## Start Exercise material

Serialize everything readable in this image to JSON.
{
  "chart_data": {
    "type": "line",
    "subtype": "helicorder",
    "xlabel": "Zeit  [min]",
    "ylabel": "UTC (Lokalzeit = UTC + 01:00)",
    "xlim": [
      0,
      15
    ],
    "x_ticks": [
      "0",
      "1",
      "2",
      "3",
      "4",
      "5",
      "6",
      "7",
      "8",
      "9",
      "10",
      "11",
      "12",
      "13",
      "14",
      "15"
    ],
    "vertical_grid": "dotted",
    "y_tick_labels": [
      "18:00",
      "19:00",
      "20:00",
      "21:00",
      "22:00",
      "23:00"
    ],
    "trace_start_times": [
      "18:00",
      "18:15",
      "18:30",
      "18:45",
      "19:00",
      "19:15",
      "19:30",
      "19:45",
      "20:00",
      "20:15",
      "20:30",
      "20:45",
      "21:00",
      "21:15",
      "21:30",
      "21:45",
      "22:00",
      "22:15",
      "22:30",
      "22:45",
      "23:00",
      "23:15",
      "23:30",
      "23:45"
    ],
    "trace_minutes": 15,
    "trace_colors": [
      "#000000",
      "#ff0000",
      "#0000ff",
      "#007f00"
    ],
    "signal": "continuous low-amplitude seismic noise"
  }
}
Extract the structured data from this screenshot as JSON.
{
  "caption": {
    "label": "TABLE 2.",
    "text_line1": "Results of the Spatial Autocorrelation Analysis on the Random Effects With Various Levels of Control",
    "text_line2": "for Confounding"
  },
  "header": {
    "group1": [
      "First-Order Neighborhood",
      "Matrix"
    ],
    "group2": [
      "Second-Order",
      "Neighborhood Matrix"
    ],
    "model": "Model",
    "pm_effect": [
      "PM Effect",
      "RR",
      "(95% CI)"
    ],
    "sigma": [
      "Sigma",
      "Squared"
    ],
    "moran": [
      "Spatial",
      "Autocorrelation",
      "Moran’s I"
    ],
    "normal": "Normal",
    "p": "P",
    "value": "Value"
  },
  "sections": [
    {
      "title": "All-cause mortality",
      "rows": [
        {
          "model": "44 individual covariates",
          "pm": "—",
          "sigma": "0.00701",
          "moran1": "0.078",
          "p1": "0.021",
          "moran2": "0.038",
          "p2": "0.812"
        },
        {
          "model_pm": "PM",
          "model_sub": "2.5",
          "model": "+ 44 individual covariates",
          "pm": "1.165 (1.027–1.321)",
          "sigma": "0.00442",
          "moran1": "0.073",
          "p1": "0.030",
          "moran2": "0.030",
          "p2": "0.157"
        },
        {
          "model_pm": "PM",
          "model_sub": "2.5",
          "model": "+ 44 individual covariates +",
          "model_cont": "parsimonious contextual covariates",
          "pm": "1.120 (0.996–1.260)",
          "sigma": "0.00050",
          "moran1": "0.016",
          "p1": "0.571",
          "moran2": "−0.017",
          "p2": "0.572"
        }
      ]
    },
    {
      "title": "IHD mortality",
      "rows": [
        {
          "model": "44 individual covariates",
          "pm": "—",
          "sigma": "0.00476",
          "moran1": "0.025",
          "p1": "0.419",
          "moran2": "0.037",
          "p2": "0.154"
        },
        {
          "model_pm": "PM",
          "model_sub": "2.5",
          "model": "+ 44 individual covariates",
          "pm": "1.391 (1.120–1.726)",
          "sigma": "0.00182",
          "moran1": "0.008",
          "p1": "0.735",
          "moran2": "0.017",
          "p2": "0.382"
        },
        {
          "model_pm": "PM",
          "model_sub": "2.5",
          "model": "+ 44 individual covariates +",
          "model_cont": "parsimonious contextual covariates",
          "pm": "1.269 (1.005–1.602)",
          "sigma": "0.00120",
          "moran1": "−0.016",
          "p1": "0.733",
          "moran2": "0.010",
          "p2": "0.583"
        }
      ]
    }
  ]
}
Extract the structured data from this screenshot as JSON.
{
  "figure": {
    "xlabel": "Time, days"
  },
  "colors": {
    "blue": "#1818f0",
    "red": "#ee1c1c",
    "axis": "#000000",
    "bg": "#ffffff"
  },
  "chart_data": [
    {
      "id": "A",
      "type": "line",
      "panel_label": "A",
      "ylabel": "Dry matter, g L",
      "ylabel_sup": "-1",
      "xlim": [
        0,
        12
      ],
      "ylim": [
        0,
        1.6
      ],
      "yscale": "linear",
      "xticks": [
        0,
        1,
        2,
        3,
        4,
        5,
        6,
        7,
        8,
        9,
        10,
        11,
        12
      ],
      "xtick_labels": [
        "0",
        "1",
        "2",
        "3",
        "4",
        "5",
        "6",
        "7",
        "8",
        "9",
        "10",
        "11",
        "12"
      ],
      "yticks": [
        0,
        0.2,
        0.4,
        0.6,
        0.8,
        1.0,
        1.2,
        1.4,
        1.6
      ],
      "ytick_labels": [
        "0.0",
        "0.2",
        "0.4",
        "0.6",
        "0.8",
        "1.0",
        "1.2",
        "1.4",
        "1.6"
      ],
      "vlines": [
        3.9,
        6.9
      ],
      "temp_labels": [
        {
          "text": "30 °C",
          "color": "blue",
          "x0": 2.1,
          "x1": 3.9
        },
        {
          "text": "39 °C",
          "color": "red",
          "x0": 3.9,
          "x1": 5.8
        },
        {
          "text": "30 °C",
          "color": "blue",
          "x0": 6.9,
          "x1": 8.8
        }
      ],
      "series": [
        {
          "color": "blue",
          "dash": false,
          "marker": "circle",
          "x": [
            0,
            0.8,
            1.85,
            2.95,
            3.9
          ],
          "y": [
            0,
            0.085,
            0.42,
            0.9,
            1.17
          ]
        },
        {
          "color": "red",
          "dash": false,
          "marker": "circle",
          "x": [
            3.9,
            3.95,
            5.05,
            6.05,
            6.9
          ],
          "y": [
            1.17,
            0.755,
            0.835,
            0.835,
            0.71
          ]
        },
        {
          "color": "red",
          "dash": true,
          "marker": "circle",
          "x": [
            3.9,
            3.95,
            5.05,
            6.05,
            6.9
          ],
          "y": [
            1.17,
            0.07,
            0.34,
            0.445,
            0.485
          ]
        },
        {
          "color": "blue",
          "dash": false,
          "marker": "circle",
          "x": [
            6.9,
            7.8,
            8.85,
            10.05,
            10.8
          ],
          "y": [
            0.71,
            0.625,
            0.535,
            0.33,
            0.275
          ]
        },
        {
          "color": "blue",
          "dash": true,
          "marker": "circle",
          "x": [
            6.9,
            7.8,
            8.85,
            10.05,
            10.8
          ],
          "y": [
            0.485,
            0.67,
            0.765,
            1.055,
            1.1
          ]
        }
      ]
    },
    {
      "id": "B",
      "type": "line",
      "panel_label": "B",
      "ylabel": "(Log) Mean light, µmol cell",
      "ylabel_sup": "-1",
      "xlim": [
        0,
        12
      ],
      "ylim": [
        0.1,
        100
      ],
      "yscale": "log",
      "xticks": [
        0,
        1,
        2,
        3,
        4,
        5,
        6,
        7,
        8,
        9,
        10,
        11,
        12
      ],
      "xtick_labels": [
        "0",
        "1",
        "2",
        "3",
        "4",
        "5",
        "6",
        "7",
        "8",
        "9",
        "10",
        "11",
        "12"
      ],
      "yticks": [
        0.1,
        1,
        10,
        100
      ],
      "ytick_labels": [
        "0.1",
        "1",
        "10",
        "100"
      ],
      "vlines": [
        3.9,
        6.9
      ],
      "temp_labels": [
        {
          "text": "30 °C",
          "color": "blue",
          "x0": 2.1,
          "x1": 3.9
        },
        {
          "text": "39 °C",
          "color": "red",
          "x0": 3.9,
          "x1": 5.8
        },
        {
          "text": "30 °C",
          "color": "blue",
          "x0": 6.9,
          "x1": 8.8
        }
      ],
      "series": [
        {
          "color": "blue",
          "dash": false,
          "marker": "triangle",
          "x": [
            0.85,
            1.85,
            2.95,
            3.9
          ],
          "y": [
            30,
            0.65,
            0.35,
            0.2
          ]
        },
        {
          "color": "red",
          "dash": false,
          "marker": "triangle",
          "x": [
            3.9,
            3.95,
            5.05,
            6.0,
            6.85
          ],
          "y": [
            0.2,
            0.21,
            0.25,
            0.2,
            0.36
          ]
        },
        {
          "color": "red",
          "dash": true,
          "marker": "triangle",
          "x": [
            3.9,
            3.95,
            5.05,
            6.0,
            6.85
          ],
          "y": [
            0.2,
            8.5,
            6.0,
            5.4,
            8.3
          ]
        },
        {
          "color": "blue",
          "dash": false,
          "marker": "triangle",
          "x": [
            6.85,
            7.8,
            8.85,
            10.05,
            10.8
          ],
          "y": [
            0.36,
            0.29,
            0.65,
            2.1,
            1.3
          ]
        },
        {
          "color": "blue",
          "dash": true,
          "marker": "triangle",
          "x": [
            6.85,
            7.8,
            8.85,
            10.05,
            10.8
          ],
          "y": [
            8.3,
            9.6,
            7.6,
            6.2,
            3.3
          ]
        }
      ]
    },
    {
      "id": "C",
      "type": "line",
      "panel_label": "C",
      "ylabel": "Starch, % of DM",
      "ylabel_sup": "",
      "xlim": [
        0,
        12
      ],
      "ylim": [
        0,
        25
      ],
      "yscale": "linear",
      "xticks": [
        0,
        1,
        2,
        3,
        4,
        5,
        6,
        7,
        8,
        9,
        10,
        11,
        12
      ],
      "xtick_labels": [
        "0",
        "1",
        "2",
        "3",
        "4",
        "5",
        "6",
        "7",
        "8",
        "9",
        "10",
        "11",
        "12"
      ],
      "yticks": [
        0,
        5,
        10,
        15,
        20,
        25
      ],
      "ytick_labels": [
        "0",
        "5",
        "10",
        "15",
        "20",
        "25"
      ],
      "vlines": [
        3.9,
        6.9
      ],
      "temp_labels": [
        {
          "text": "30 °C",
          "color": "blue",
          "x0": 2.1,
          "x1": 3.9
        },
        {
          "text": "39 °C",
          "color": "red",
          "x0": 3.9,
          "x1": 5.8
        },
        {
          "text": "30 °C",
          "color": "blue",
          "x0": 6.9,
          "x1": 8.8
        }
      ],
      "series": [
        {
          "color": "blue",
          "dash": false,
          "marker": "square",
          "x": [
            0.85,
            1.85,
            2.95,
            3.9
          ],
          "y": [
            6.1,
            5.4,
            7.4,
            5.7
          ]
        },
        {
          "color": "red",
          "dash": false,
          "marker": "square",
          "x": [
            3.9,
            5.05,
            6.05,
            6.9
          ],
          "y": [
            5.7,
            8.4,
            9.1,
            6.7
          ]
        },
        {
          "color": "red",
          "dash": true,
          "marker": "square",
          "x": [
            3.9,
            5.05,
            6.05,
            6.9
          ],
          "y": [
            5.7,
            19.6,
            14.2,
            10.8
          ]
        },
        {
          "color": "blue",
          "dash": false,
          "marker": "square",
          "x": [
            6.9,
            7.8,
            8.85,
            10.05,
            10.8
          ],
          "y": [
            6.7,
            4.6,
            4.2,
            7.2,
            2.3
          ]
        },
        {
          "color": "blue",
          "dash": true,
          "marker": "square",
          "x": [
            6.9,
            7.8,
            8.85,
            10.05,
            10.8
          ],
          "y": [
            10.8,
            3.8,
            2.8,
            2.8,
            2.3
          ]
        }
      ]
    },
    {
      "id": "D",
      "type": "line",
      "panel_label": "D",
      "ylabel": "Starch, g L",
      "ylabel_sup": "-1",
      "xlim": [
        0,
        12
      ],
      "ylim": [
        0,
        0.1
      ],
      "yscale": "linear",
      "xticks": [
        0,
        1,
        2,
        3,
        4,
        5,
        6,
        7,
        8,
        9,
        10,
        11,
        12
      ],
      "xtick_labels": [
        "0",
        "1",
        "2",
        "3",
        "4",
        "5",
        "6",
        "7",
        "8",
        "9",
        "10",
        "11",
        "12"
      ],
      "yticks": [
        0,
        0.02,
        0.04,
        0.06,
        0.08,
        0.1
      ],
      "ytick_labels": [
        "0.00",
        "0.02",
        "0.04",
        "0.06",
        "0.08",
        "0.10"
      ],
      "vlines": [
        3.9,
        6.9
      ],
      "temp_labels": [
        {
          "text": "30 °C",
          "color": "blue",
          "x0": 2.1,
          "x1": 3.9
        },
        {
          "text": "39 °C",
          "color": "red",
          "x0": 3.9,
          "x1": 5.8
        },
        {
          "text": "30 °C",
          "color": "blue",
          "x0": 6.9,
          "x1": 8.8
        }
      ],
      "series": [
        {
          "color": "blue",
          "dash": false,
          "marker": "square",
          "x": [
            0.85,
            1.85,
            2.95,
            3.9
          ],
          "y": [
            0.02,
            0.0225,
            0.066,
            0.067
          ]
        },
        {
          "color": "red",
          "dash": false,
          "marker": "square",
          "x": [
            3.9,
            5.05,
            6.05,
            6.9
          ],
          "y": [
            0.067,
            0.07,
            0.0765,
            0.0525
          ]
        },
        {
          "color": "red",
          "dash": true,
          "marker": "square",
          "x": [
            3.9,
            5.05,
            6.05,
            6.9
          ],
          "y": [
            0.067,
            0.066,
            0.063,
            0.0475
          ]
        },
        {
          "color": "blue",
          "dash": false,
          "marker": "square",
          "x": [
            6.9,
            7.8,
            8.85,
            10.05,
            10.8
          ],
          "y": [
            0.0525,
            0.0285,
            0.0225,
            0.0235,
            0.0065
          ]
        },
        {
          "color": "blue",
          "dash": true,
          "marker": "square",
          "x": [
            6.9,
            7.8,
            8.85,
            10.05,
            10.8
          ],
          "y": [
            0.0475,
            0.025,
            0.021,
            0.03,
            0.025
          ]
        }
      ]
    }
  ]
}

## End Exercise material

How many lines in these entries contain the string "mortality"? State the number and nothing more.

Response :: 2